◆ **Your instructions**
Repeat each entry in full, exactly.

**********

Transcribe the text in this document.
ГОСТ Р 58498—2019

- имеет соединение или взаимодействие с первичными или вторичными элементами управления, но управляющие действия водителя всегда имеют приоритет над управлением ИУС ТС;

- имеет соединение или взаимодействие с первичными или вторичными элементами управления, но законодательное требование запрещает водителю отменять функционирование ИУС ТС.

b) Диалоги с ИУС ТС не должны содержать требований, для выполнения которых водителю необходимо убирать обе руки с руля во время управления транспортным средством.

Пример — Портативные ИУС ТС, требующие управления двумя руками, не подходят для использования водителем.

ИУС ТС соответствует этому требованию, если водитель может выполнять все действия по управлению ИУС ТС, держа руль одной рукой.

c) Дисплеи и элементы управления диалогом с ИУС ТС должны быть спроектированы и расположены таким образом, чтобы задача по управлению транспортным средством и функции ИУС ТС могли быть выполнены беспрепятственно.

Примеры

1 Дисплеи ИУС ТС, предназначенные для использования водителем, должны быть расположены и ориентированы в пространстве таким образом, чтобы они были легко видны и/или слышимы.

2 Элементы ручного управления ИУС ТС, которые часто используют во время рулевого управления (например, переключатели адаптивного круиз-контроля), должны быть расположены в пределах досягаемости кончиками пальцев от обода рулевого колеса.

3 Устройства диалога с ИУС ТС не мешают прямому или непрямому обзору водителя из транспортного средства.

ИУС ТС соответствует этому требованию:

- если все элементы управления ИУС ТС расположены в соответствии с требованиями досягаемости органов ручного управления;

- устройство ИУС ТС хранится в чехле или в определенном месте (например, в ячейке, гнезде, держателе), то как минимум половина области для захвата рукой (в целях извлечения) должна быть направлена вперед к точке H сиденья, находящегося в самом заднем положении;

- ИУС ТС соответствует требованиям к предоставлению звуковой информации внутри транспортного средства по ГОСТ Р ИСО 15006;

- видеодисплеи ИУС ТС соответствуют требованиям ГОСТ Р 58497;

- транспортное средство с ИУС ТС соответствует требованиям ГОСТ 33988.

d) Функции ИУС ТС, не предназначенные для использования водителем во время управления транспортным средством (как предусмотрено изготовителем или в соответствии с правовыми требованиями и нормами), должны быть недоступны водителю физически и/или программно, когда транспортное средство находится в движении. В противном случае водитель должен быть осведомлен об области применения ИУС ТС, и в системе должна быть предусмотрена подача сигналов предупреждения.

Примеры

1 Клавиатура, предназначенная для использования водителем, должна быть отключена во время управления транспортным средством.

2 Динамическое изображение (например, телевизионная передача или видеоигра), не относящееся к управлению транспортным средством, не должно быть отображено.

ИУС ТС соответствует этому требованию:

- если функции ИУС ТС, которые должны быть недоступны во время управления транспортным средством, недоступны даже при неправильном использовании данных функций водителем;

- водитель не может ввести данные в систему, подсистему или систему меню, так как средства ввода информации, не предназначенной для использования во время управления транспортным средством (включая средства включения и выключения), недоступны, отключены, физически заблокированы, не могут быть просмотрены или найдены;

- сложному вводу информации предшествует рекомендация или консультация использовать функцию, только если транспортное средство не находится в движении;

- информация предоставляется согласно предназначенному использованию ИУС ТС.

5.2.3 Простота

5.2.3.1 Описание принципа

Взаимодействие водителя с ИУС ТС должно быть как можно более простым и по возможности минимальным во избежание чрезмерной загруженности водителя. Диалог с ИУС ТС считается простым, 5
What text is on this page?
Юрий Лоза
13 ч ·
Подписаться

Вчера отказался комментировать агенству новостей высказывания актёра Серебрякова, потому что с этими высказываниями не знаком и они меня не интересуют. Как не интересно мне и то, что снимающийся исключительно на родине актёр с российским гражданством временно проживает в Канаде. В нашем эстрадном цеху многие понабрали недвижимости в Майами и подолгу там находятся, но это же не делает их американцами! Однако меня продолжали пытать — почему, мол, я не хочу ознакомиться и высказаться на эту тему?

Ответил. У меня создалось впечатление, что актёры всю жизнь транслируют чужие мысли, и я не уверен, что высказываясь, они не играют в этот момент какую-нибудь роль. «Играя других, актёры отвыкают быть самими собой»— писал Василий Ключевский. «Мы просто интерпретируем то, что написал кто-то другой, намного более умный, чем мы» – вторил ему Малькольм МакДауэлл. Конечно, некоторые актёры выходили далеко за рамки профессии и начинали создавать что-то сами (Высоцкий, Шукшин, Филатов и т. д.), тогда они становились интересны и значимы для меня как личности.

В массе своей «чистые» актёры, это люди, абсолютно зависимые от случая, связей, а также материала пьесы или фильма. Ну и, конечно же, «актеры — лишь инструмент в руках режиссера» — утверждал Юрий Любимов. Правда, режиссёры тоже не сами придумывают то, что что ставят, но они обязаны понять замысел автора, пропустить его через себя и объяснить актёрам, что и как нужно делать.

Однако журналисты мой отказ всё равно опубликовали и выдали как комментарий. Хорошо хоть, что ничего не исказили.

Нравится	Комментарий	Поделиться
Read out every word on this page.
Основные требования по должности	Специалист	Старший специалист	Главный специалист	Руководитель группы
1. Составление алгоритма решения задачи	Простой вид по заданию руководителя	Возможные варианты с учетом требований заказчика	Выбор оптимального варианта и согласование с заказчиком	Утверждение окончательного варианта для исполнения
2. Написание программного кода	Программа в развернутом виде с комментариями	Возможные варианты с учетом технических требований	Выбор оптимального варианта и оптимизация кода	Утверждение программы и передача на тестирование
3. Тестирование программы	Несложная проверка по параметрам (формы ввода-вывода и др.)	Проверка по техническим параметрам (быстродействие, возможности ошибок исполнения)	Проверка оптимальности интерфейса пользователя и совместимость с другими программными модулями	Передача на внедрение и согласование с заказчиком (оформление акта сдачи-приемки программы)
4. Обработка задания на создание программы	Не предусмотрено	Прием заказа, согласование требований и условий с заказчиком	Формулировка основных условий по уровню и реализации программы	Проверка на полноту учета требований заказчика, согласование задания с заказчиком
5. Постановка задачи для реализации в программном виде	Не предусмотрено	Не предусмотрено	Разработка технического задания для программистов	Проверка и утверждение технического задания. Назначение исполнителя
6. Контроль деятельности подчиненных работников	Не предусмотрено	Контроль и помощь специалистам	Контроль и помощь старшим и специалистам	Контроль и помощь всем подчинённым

**********

◆ **Exercise result**
Transcribe the text in this document.
ГОСТ Р 58498—2019

- имеет соединение или взаимодействие с первичными или вторичными элементами управления, но управляющие действия водителя всегда имеют приоритет над управлением ИУС ТС;

- имеет соединение или взаимодействие с первичными или вторичными элементами управления, но законодательное требование запрещает водителю отменять функционирование ИУС ТС.

b) Диалоги с ИУС ТС не должны содержать требований, для выполнения которых водителю необходимо убирать обе руки с руля во время управления транспортным средством.

Пример — Портативные ИУС ТС, требующие управления двумя руками, не подходят для использования водителем.

ИУС ТС соответствует этому требованию, если водитель может выполнять все действия по управлению ИУС ТС, держа руль одной рукой.

c) Дисплеи и элементы управления диалогом с ИУС ТС должны быть спроектированы и расположены таким образом, чтобы задача по управлению транспортным средством и функции ИУС ТС могли быть выполнены беспрепятственно.

Примеры

1 Дисплеи ИУС ТС, предназначенные для использования водителем, должны быть расположены и ориентированы в пространстве таким образом, чтобы они были легко видны и/или слышимы.

2 Элементы ручного управления ИУС ТС, которые часто используют во время рулевого управления (например, переключатели адаптивного круиз-контроля), должны быть расположены в пределах досягаемости кончиками пальцев от обода рулевого колеса.

3 Устройства диалога с ИУС ТС не мешают прямому или непрямому обзору водителя из транспортного средства.

ИУС ТС соответствует этому требованию:

- если все элементы управления ИУС ТС расположены в соответствии с требованиями досягаемости органов ручного управления;

- устройство ИУС ТС хранится в чехле или в определенном месте (например, в ячейке, гнезде, держателе), то как минимум половина области для захвата рукой (в целях извлечения) должна быть направлена вперед к точке H сиденья, находящегося в самом заднем положении;

- ИУС ТС соответствует требованиям к предоставлению звуковой информации внутри транспортного средства по ГОСТ Р ИСО 15006;

- видеодисплеи ИУС ТС соответствуют требованиям ГОСТ Р 58497;

- транспортное средство с ИУС ТС соответствует требованиям ГОСТ 33988.

d) Функции ИУС ТС, не предназначенные для использования водителем во время управления транспортным средством (как предусмотрено изготовителем или в соответствии с правовыми требованиями и нормами), должны быть недоступны водителю физически и/или программно, когда транспортное средство находится в движении. В противном случае водитель должен быть осведомлен об области применения ИУС ТС, и в системе должна быть предусмотрена подача сигналов предупреждения.

Примеры

1 Клавиатура, предназначенная для использования водителем, должна быть отключена во время управления транспортным средством.

2 Динамическое изображение (например, телевизионная передача или видеоигра), не относящееся к управлению транспортным средством, не должно быть отображено.

ИУС ТС соответствует этому требованию:

- если функции ИУС ТС, которые должны быть недоступны во время управления транспортным средством, недоступны даже при неправильном использовании данных функций водителем;

- водитель не может ввести данные в систему, подсистему или систему меню, так как средства ввода информации, не предназначенной для использования во время управления транспортным средством (включая средства включения и выключения), недоступны, отключены, физически заблокированы, не могут быть просмотрены или найдены;

- сложному вводу информации предшествует рекомендация или консультация использовать функцию, только если транспортное средство не находится в движении;

- информация предоставляется согласно предназначенному использованию ИУС ТС.

5.2.3 Простота

5.2.3.1 Описание принципа

Взаимодействие водителя с ИУС ТС должно быть как можно более простым и по возможности минимальным во избежание чрезмерной загруженности водителя. Диалог с ИУС ТС считается простым, 5
What text is on this page?
Юрий Лоза
13 ч ·
Подписаться

Вчера отказался комментировать агенству новостей высказывания актёра Серебрякова, потому что с этими высказываниями не знаком и они меня не интересуют. Как не интересно мне и то, что снимающийся исключительно на родине актёр с российским гражданством временно проживает в Канаде. В нашем эстрадном цеху многие понабрали недвижимости в Майами и подолгу там находятся, но это же не делает их американцами! Однако меня продолжали пытать — почему, мол, я не хочу ознакомиться и высказаться на эту тему?

Ответил. У меня создалось впечатление, что актёры всю жизнь транслируют чужие мысли, и я не уверен, что высказываясь, они не играют в этот момент какую-нибудь роль. «Играя других, актёры отвыкают быть самими собой»— писал Василий Ключевский. «Мы просто интерпретируем то, что написал кто-то другой, намного более умный, чем мы» – вторил ему Малькольм МакДауэлл. Конечно, некоторые актёры выходили далеко за рамки профессии и начинали создавать что-то сами (Высоцкий, Шукшин, Филатов и т. д.), тогда они становились интересны и значимы для меня как личности.

В массе своей «чистые» актёры, это люди, абсолютно зависимые от случая, связей, а также материала пьесы или фильма. Ну и, конечно же, «актеры — лишь инструмент в руках режиссера» — утверждал Юрий Любимов. Правда, режиссёры тоже не сами придумывают то, что что ставят, но они обязаны понять замысел автора, пропустить его через себя и объяснить актёрам, что и как нужно делать.

Однако журналисты мой отказ всё равно опубликовали и выдали как комментарий. Хорошо хоть, что ничего не исказили.

Нравится	Комментарий	Поделиться
Read out every word on this page.
Основные требования по должности	Специалист	Старший специалист	Главный специалист	Руководитель группы
1. Составление алгоритма решения задачи	Простой вид по заданию руководителя	Возможные варианты с учетом требований заказчика	Выбор оптимального варианта и согласование с заказчиком	Утверждение окончательного варианта для исполнения
2. Написание программного кода	Программа в развернутом виде с комментариями	Возможные варианты с учетом технических требований	Выбор оптимального варианта и оптимизация кода	Утверждение программы и передача на тестирование
3. Тестирование программы	Несложная проверка по параметрам (формы ввода-вывода и др.)	Проверка по техническим параметрам (быстродействие, возможности ошибок исполнения)	Проверка оптимальности интерфейса пользователя и совместимость с другими программными модулями	Передача на внедрение и согласование с заказчиком (оформление акта сдачи-приемки программы)
4. Обработка задания на создание программы	Не предусмотрено	Прием заказа, согласование требований и условий с заказчиком	Формулировка основных условий по уровню и реализации программы	Проверка на полноту учета требований заказчика, согласование задания с заказчиком
5. Постановка задачи для реализации в программном виде	Не предусмотрено	Не предусмотрено	Разработка технического задания для программистов	Проверка и утверждение технического задания. Назначение исполнителя
6. Контроль деятельности подчиненных работников	Не предусмотрено	Контроль и помощь специалистам	Контроль и помощь старшим и специалистам	Контроль и помощь всем подчинённым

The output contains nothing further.